[BEGIN INPUT DATA]
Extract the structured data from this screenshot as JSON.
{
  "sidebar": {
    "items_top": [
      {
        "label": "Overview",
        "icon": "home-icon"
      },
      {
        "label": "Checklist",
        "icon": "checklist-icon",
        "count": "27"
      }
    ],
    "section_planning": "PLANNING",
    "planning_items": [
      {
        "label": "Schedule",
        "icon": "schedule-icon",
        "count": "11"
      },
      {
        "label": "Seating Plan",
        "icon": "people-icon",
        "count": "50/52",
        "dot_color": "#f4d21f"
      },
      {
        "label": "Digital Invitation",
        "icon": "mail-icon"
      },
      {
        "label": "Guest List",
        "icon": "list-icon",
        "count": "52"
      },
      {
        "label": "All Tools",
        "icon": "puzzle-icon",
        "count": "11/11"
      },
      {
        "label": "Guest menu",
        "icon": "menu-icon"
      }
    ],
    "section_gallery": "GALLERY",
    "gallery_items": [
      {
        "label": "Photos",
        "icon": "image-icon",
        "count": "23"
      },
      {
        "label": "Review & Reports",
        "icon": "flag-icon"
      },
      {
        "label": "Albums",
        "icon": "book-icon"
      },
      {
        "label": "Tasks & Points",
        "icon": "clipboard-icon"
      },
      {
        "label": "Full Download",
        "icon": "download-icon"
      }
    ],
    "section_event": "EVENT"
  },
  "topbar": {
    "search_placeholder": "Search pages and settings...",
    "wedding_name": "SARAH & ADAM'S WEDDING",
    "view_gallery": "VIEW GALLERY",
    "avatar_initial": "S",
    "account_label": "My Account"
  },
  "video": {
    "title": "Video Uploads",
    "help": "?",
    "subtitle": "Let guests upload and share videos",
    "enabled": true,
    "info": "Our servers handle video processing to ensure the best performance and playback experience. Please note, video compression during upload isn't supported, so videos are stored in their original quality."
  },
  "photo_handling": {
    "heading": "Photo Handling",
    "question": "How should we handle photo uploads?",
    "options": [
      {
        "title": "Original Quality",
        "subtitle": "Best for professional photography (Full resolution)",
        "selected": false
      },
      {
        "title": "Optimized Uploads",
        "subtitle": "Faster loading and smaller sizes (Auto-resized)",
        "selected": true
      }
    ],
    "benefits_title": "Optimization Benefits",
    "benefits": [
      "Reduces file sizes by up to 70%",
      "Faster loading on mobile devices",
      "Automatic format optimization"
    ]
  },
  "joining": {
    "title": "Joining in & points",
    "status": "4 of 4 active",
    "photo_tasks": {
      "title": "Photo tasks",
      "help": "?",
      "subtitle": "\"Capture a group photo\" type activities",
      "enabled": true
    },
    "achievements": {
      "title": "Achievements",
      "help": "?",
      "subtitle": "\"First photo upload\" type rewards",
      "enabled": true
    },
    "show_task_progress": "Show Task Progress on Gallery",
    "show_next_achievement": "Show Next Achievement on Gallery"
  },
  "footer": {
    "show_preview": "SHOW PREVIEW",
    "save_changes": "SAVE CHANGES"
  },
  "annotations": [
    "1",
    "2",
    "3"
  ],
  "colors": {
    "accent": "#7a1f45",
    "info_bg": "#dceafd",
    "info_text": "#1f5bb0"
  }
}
[END INPUT DATA]
[BEGIN INPUT DATA]
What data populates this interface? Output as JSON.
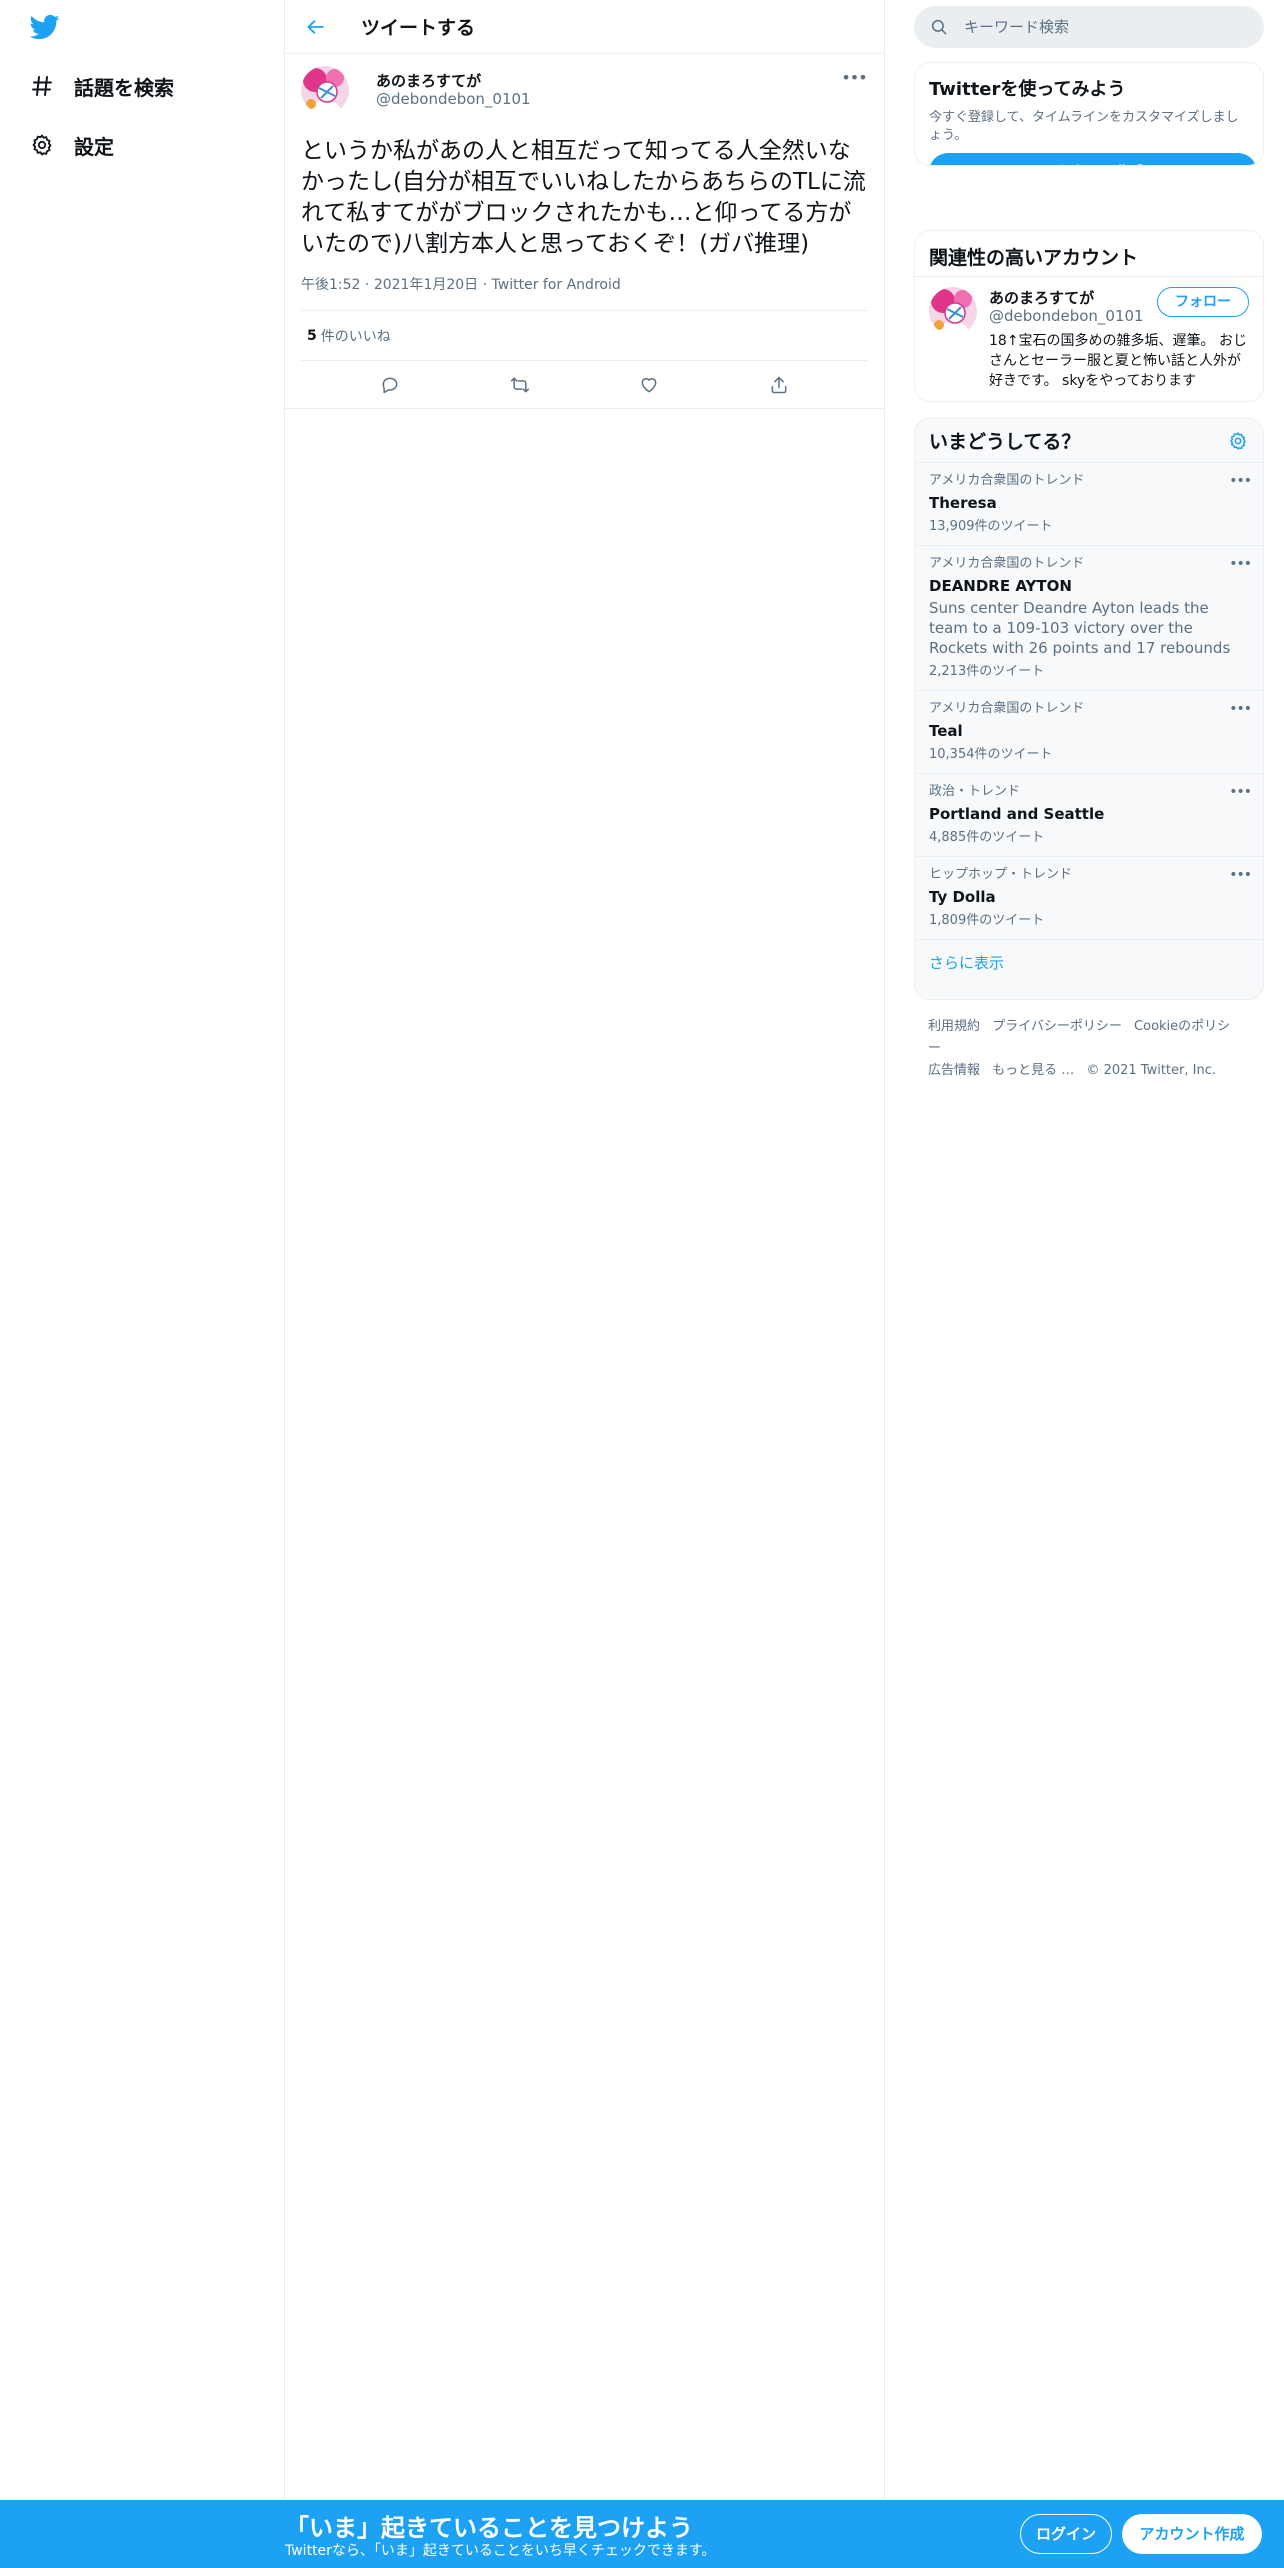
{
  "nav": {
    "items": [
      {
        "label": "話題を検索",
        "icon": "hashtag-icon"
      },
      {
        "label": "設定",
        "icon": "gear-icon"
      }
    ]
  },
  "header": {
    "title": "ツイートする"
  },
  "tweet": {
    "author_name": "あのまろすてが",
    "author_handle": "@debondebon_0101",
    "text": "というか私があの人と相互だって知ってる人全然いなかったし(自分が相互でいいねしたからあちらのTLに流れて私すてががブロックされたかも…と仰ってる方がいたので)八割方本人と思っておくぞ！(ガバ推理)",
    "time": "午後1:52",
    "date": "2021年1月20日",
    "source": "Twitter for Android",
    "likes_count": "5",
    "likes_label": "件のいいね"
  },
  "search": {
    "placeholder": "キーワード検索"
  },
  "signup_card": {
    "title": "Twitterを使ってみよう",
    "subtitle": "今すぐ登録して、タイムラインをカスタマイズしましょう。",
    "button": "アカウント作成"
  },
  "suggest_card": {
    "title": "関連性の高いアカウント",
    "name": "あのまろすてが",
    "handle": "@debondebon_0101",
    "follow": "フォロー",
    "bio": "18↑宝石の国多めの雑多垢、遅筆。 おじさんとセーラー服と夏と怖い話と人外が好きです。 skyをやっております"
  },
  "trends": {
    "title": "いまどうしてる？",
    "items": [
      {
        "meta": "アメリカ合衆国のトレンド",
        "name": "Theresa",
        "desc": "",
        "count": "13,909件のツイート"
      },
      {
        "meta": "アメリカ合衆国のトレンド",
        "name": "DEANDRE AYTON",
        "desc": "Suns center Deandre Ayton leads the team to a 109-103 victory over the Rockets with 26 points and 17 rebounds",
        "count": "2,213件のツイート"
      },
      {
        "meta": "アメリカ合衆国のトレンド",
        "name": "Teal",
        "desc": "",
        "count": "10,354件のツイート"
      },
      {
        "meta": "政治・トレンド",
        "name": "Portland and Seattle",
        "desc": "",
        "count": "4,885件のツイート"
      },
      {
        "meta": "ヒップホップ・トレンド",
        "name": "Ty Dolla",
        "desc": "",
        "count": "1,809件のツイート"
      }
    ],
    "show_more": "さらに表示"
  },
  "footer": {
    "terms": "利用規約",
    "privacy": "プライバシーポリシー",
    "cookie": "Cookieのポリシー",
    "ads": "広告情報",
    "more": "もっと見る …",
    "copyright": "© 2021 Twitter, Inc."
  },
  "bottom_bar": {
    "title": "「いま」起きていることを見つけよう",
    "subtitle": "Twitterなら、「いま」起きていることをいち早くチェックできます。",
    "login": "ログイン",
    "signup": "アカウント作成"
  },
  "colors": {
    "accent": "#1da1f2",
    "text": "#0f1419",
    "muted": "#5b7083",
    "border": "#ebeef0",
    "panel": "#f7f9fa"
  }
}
[END INPUT DATA]
[BEGIN INPUT DATA]
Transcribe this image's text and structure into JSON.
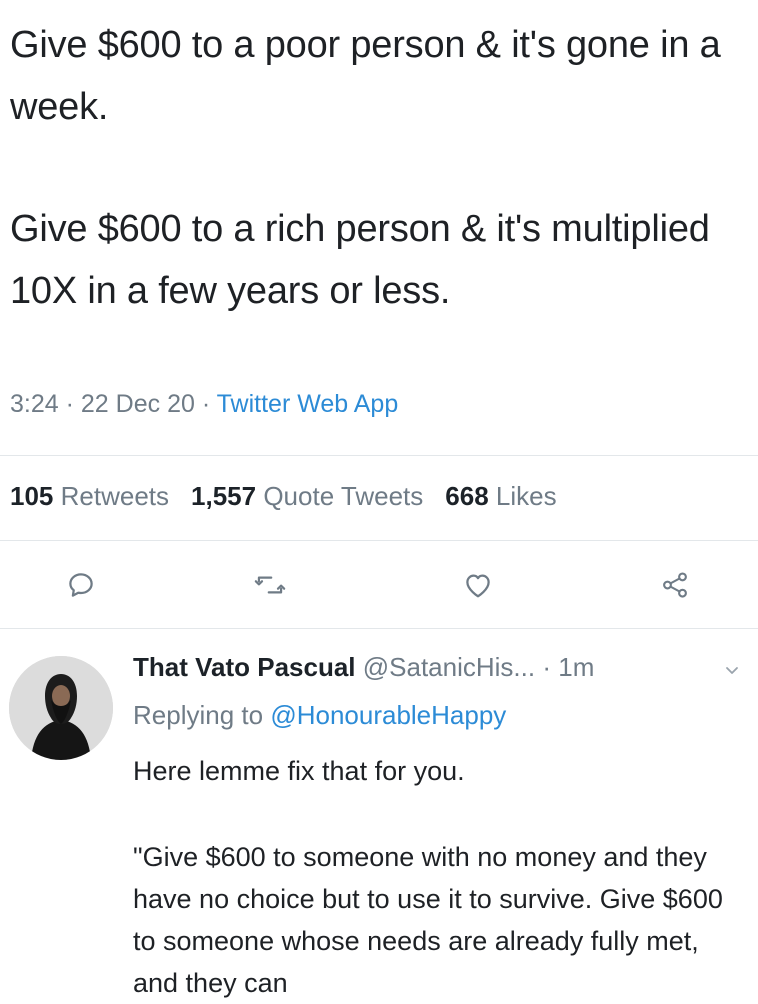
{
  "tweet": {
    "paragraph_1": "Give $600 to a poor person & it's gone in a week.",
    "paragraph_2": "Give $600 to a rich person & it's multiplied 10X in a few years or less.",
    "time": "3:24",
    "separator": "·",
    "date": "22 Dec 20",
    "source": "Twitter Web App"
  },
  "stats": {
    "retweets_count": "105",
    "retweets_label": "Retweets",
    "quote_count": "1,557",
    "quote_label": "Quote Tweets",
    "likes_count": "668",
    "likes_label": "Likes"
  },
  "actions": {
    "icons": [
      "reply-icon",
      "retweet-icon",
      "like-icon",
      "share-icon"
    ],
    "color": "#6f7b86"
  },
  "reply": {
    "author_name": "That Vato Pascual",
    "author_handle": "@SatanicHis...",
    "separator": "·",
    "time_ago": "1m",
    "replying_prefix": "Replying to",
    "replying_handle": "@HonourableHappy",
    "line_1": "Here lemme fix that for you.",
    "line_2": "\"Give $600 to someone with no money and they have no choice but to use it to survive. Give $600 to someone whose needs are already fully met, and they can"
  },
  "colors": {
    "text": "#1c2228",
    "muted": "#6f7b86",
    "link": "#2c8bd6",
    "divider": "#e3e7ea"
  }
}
[END INPUT DATA]
**GOAL OF THE EXERCISE**
Copy all lines of the listing above that contain the string "Faster".

**ANSWER TO THE EXERCISE**
        "subtitle": "Faster loading and smaller sizes (Auto-resized)",
      "Faster loading on mobile devices",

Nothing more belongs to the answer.